The year is 1985. A young ambitious engineer has recently quit a nice
job at Harley Davidson to launch a company building AMA formula 750 race
bikes. He mortgages the house and hocks everything he has to produce the
first one. Cycle Magazine does a major feature on the bike, all the other
bike magazines run nice pieces on it. He is off and running.
Then the AMA drops the class. Overnight there is no market for these bikes.
The engineer goes broke.
And therein hangs a tale.
The engineer was of course Erik Buell and the bike was the RW750. A wicked
siren of a bike it has its own tale but this is not the place for that.
The magazine stories on the RW750 caught the eye of Rex Marsee. He had
the commission to come up with a motorcycle celebrating 100 years of American
Motorcycling for the Great American Motorcycle show. He asked Erik for
a street version of the RW750 to represented the latest in American motorcycle
design.
Erik had two reasons for talking Marsee out of it .

_Short problem 1_:
Answer these questions from the RW750 story, one line each:
(a) Which company did the engineer leave to start building race bikes?
(b) Which magazine ran a major feature on the bike?
(c) What commission did Rex Marsee have?
_Short problem 2_:
For each statement, say whether it agrees with the RW750 story. Answer yes or no and quote the words that decide it.
(a) The engineer sold his house to pay for the first bike.
(b) The AMA dropped the class the bikes were built for.
(c) Marsee asked Erik for a street version of the RW750.
_Short problem 3_:
List every company, organization, publication, or show that the RW750 story mentions by name.

_Information shown_:
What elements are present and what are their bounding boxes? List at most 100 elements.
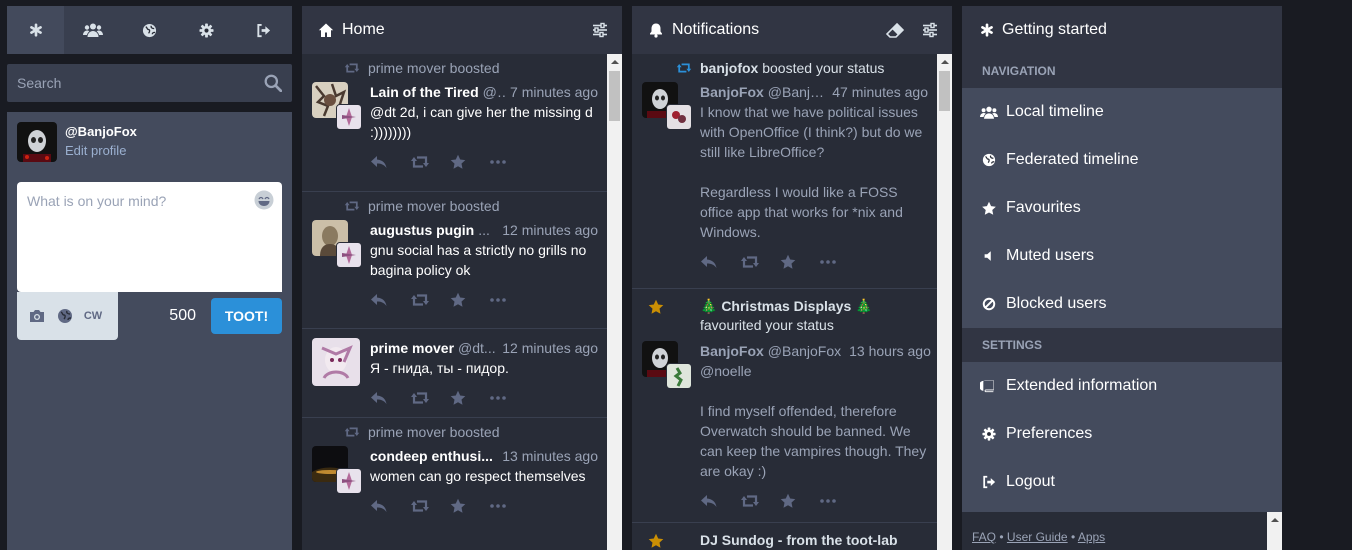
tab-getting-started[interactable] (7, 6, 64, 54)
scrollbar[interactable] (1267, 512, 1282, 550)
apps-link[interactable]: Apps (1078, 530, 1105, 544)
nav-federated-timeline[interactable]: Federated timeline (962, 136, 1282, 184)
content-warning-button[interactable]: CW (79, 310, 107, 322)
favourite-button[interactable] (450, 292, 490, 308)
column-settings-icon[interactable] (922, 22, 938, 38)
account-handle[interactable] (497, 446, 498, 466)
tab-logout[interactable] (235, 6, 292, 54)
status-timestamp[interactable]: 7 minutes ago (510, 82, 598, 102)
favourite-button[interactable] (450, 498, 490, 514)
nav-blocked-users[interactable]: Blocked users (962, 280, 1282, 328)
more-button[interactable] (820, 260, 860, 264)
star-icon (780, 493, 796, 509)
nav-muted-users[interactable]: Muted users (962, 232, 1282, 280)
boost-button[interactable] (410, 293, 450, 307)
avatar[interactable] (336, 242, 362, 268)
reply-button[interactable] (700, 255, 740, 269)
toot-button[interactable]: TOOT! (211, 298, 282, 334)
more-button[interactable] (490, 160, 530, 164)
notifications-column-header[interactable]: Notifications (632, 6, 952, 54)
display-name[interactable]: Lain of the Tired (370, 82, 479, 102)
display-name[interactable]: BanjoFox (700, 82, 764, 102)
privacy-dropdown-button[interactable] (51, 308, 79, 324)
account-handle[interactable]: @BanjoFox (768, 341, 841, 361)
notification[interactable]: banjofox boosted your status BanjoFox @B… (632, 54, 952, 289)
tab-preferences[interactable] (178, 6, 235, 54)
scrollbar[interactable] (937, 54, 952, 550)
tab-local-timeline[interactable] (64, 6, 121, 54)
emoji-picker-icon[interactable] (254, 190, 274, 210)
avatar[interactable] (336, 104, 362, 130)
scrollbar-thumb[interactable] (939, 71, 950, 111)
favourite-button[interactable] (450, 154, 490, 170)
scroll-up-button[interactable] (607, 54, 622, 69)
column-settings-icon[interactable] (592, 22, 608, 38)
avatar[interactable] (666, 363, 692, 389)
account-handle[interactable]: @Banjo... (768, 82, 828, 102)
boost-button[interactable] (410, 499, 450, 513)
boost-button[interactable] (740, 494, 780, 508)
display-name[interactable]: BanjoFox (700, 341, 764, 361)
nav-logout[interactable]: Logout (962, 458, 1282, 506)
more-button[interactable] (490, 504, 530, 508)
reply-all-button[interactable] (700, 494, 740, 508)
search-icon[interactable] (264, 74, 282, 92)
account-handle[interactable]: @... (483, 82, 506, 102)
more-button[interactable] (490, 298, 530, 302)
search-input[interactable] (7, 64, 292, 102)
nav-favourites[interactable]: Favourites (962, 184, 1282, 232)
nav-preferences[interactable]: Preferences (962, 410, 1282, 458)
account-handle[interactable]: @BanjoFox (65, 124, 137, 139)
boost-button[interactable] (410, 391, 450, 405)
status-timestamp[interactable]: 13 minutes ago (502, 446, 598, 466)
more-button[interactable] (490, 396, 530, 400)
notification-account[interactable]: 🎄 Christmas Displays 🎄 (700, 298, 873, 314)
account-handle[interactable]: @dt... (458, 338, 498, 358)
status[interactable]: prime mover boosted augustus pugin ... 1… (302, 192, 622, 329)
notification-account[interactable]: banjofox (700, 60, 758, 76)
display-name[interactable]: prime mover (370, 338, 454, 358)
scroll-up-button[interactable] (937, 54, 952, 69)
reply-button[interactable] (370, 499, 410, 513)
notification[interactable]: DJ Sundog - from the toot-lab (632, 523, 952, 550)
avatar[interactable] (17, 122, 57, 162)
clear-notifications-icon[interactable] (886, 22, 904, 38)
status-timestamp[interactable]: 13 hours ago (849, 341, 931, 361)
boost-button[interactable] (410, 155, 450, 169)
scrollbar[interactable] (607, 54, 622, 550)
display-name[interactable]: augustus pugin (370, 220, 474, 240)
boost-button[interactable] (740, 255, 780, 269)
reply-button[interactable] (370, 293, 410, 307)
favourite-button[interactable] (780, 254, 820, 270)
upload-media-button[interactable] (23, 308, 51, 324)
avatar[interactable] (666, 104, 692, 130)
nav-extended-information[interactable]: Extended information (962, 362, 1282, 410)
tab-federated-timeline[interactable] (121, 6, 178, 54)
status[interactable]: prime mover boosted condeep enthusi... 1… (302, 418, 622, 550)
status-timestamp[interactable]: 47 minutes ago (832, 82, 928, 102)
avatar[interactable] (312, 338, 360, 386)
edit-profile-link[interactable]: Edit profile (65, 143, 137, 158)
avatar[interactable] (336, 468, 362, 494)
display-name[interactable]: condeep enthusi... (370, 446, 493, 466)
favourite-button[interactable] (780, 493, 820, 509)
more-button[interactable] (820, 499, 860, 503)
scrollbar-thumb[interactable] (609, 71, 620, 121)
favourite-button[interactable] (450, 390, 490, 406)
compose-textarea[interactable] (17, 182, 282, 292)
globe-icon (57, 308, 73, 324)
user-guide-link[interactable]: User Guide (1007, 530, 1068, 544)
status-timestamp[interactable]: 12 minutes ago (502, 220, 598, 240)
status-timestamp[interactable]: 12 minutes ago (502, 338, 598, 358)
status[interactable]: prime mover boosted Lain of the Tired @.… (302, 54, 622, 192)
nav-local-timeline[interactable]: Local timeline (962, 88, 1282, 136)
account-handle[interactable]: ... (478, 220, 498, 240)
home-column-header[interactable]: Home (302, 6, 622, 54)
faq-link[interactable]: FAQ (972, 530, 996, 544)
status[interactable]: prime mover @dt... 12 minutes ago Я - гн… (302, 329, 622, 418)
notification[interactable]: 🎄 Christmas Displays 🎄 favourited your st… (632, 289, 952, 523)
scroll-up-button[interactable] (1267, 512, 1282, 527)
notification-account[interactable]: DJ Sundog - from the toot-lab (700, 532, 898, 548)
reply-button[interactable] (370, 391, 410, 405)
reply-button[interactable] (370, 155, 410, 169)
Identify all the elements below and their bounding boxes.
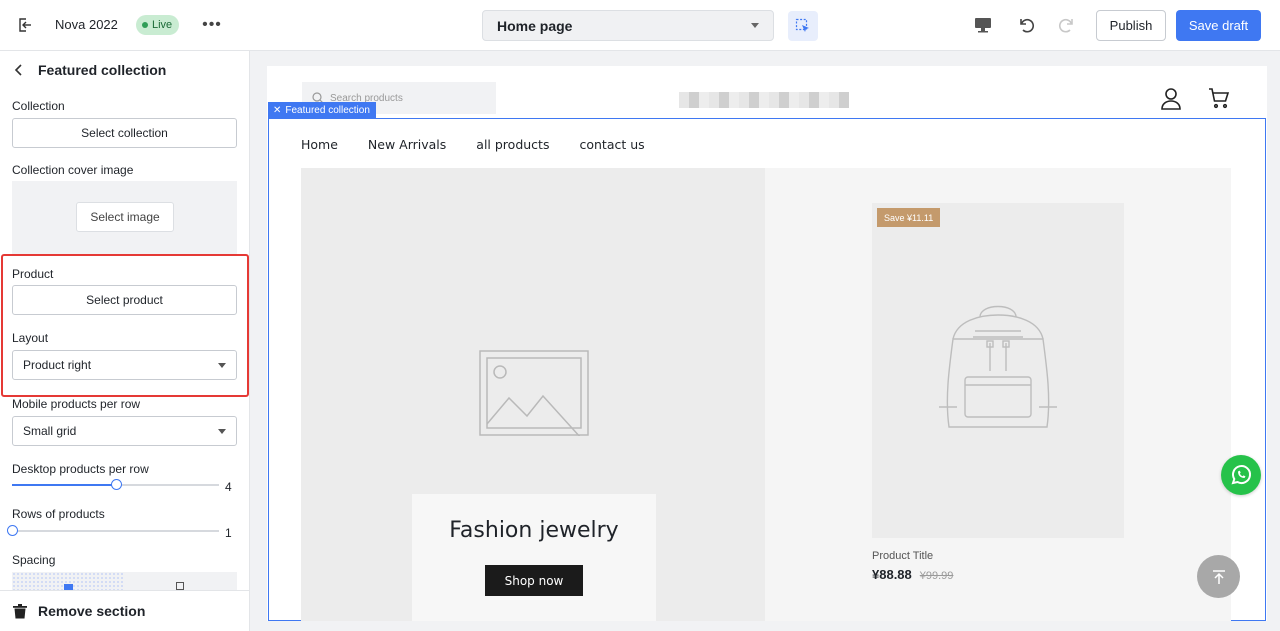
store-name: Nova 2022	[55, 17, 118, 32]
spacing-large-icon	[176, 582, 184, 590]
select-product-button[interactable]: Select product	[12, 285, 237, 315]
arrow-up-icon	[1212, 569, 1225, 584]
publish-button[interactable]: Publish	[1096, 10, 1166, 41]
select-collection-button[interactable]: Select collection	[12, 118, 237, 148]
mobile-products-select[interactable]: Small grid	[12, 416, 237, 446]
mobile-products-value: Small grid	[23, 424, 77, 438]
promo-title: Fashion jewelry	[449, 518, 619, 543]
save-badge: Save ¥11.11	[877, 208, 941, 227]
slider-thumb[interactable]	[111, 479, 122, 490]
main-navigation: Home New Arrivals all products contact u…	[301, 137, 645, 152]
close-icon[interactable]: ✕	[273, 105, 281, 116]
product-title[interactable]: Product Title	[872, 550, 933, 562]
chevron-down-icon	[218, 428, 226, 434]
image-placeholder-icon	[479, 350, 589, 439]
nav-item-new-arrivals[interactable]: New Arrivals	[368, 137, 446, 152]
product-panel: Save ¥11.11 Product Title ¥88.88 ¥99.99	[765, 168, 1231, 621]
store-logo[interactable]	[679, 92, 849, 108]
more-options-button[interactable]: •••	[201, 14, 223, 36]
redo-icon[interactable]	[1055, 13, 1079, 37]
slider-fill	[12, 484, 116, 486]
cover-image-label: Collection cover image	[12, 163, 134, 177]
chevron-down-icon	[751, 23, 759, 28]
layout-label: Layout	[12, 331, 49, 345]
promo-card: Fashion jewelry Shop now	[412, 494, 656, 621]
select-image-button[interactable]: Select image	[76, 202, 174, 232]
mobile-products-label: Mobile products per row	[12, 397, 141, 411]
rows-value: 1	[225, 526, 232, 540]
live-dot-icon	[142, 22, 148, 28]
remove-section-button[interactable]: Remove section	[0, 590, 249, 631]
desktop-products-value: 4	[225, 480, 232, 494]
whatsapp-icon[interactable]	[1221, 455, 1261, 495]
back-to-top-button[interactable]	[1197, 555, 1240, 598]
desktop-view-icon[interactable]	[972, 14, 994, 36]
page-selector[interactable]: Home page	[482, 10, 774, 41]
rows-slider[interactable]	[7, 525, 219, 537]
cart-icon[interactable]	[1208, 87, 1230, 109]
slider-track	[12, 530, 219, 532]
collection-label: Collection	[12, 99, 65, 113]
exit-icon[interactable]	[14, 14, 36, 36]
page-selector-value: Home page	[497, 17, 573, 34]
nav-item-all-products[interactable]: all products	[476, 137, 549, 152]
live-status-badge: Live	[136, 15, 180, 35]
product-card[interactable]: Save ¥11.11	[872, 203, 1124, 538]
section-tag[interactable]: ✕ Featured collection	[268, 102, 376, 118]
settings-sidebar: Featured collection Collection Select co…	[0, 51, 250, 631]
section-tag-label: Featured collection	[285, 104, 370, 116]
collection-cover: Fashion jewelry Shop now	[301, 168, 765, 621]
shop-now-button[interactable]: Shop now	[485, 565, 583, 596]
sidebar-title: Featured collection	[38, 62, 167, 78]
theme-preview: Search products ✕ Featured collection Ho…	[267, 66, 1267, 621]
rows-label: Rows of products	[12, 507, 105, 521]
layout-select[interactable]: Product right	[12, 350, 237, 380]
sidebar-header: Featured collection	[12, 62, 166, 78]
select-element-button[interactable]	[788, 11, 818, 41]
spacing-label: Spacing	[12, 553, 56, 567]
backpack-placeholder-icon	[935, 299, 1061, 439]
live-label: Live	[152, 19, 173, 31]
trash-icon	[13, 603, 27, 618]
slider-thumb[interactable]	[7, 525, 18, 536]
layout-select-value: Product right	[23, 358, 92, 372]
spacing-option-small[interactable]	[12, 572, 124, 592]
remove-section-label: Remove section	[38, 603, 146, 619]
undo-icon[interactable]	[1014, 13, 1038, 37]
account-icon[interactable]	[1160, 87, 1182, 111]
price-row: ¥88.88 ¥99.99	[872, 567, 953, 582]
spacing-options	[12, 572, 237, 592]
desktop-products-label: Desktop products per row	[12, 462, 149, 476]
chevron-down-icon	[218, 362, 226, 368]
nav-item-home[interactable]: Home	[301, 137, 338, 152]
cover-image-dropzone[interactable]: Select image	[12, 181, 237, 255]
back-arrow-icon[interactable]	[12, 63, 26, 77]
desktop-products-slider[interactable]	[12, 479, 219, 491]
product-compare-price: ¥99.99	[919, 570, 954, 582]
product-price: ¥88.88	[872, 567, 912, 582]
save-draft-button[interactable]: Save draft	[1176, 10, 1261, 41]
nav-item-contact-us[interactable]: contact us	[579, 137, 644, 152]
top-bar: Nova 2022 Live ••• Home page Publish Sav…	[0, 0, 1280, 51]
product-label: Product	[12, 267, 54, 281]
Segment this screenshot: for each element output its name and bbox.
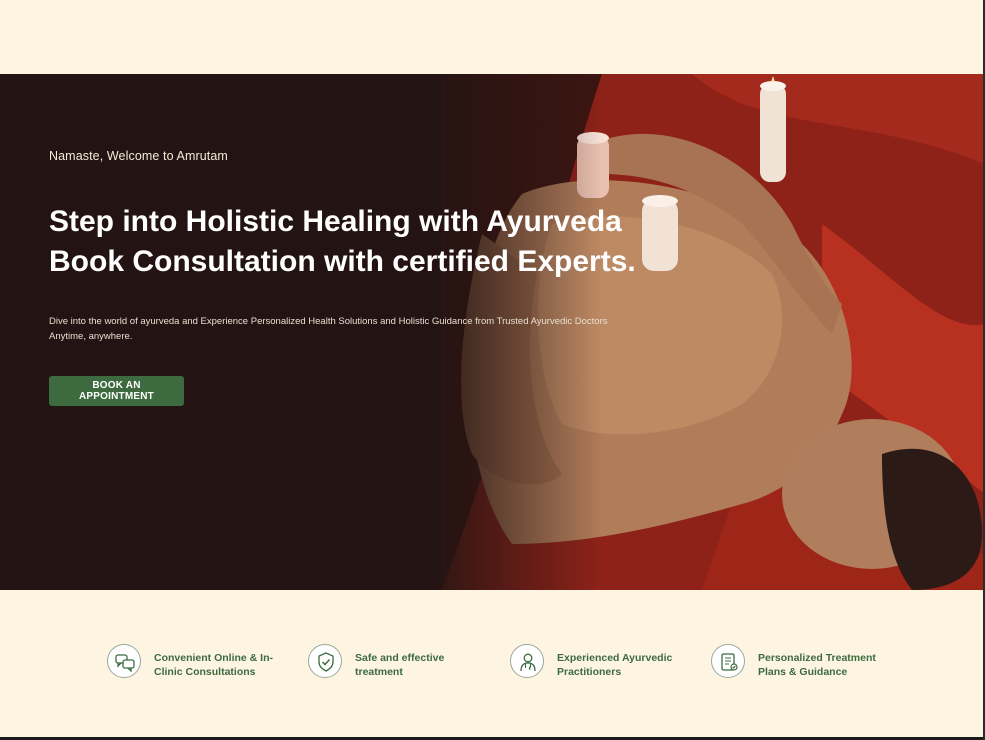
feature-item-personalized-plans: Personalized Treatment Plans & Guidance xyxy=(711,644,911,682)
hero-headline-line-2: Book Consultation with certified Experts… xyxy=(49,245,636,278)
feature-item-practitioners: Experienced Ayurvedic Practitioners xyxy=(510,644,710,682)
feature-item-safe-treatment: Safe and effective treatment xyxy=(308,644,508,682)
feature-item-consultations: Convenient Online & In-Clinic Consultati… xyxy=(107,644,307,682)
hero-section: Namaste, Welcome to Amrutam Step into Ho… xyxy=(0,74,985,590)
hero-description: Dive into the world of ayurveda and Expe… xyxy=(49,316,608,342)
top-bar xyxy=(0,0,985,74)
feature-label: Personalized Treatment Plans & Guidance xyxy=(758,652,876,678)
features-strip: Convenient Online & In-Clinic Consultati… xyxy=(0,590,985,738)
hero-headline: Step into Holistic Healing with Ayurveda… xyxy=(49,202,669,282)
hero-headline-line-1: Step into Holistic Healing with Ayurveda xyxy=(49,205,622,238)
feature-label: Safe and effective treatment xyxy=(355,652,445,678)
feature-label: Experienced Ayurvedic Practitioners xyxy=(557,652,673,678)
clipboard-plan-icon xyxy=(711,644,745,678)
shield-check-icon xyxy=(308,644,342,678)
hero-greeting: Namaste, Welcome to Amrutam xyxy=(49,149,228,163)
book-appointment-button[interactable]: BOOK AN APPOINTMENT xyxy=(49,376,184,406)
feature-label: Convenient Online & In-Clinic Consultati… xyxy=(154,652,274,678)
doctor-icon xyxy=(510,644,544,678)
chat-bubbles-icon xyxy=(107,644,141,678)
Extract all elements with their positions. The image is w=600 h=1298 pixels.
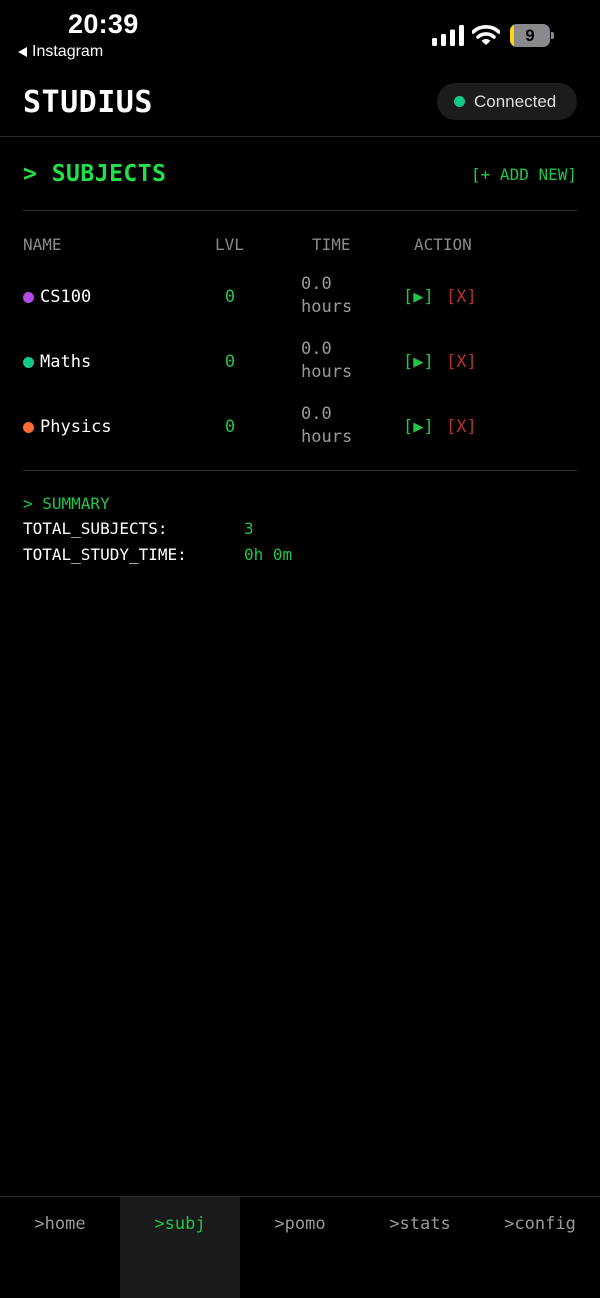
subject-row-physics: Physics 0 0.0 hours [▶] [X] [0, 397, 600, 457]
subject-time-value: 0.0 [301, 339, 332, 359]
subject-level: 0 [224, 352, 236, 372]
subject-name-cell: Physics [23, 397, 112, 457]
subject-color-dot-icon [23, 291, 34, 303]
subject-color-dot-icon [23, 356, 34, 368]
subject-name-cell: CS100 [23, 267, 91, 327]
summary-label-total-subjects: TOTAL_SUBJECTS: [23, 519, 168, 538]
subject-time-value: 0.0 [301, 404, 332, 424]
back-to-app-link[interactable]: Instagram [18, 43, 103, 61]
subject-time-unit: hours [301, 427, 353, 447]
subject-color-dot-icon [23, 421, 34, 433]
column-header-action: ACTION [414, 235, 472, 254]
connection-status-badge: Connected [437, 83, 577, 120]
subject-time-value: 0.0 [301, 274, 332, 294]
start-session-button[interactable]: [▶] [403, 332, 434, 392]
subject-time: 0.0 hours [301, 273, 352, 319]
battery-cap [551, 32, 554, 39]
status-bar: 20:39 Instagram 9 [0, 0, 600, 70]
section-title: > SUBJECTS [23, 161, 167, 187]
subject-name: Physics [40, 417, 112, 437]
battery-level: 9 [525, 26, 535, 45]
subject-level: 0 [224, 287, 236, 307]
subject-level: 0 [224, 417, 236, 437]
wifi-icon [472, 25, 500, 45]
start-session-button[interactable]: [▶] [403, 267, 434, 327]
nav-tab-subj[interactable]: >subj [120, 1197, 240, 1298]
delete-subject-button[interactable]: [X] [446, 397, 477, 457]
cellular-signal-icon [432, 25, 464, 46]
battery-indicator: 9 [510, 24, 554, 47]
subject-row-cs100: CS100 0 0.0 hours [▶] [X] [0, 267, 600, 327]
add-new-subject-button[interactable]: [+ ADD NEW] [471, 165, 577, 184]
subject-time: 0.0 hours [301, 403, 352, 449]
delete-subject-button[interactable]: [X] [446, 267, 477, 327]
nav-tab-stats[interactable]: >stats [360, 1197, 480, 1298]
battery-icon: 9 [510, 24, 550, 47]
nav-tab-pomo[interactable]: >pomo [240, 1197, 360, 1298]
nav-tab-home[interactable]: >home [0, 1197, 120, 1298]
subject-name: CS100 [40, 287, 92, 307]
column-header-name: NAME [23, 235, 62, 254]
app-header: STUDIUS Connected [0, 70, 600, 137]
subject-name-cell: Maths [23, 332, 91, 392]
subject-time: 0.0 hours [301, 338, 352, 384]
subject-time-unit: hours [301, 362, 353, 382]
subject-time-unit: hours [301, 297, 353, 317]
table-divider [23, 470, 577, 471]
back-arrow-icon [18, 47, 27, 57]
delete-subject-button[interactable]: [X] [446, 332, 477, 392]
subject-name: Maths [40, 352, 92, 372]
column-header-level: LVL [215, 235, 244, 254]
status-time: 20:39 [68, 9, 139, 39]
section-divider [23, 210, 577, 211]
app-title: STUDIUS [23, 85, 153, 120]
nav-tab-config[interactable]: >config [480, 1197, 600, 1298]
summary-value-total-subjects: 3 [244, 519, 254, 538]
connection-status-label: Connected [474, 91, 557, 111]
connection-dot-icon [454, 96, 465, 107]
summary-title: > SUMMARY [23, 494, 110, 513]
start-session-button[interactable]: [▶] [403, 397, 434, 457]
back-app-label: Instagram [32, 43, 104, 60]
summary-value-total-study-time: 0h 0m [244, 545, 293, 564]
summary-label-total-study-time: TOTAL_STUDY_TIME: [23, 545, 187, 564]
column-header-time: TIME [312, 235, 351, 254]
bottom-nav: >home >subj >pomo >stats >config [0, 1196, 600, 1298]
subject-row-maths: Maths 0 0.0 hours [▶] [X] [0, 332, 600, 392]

_Full response 1_:
(a) Harley Davidson
(b) Cycle Magazine
(c) To come up with a motorcycle celebrating 100 years of American Motorcycling for the Great American Motorcycle show

_Full response 2_:
(a) No: "He mortgages the house and hocks everything he has to produce the first one."
(b) Yes: "Then the AMA drops the class."
(c) Yes: "He asked Erik for a street version of the RW750"

_Full response 3_:
Harley Davidson
AMA
Cycle Magazine
Great American Motorcycle show